## TASK INPUTS
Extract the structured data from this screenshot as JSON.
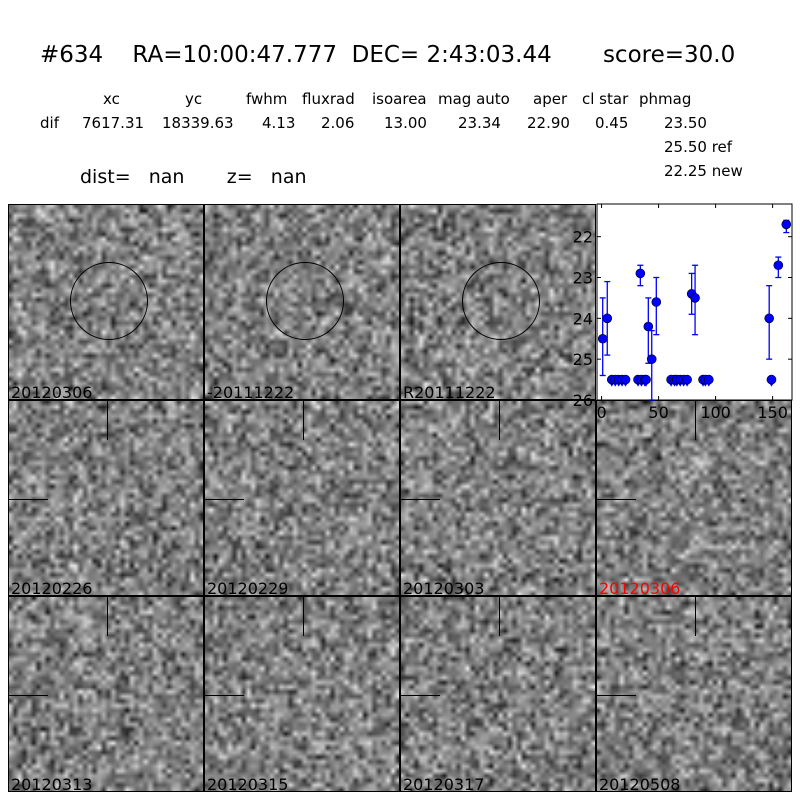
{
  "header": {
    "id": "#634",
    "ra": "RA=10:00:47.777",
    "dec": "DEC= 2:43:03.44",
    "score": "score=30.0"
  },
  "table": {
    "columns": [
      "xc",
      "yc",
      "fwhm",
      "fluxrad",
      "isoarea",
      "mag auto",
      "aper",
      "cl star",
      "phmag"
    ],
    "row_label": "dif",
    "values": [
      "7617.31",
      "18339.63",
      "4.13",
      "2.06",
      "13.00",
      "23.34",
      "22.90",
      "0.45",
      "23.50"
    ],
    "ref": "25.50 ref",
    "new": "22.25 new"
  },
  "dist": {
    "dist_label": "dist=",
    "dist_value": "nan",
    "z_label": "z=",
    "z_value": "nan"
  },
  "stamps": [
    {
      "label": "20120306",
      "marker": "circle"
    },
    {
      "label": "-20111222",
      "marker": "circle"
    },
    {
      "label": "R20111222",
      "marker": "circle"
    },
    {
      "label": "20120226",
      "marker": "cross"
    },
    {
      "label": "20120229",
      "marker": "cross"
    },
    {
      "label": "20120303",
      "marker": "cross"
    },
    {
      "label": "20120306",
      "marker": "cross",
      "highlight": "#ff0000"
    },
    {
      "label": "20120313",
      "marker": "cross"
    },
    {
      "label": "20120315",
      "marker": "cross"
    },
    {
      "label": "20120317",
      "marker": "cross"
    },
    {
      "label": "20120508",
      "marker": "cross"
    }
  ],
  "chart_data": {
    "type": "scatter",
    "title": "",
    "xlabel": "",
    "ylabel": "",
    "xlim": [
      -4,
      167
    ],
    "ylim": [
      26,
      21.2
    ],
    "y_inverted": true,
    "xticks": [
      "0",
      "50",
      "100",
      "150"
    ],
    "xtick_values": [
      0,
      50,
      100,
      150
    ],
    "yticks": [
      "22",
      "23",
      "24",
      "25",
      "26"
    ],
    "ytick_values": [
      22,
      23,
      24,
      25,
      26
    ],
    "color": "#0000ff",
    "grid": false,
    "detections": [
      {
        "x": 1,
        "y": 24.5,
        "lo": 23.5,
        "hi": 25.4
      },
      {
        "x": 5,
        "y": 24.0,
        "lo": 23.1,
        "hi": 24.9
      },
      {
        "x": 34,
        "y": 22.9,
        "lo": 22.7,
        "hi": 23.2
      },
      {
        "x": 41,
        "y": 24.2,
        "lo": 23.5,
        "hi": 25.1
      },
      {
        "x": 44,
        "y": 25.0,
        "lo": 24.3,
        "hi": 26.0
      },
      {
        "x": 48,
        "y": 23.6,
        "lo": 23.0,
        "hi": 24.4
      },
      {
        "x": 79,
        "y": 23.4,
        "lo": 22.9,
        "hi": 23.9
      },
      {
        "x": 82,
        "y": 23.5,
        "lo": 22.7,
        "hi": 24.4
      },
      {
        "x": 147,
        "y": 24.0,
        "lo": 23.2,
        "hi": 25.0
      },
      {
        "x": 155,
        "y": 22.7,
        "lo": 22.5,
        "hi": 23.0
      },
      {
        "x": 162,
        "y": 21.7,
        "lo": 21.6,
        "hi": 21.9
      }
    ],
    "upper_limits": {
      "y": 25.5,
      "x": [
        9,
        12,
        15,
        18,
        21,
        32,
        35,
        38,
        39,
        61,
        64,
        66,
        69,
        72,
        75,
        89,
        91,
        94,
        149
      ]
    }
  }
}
...
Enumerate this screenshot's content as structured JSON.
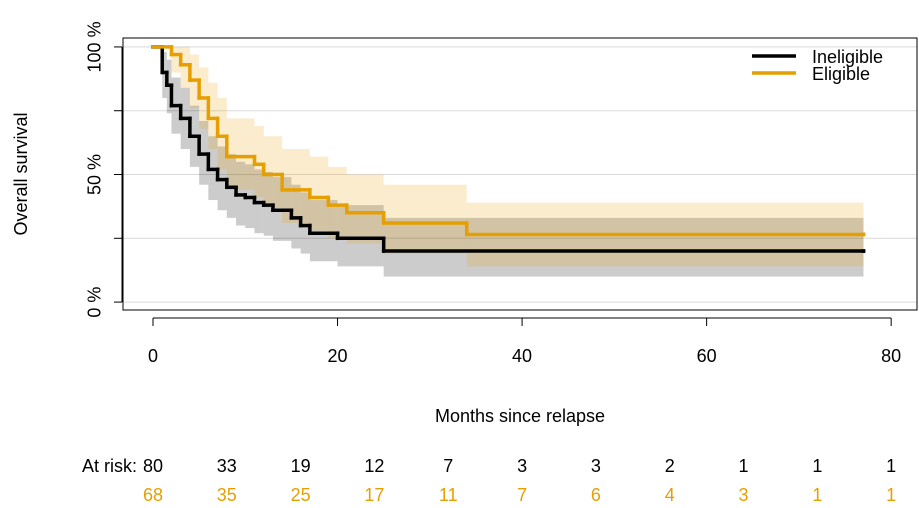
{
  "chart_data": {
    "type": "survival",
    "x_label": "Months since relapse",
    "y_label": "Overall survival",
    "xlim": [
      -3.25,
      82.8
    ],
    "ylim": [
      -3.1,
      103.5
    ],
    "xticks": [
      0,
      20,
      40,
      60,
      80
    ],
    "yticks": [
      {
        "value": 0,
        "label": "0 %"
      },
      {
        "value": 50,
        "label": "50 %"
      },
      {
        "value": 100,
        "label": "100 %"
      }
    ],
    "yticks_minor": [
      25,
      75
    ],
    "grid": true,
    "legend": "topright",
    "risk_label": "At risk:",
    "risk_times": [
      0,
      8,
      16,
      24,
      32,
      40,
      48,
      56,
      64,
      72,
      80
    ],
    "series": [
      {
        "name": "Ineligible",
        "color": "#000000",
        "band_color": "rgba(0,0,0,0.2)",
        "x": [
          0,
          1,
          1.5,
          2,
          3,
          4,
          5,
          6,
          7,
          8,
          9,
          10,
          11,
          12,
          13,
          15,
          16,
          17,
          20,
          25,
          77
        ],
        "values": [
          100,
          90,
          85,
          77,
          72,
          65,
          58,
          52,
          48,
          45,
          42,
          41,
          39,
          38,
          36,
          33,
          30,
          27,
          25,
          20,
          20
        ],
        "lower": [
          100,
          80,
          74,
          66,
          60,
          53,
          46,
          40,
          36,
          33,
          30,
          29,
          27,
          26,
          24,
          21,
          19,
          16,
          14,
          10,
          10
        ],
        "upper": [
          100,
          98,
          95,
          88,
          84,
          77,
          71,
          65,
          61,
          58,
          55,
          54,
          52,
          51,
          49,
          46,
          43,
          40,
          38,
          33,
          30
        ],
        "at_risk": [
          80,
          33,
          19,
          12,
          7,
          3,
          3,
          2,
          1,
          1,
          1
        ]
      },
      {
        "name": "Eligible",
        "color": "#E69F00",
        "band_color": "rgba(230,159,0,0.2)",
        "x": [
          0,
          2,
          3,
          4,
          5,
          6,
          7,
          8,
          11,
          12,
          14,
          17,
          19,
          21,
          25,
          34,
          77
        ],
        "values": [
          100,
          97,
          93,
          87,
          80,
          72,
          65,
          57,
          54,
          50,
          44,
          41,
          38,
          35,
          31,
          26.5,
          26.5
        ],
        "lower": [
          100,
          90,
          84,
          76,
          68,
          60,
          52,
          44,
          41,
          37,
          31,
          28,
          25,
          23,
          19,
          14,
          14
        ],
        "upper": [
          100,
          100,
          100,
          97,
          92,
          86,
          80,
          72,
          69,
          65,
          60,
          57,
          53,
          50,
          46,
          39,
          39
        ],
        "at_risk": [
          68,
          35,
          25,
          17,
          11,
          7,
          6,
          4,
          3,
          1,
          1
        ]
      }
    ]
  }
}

## PROBLEM
From the records above, pull out every line containing the word "structured".

## RESULT
Extract the structured data from this screenshot as JSON.
Enumerate this screenshot's content as structured JSON.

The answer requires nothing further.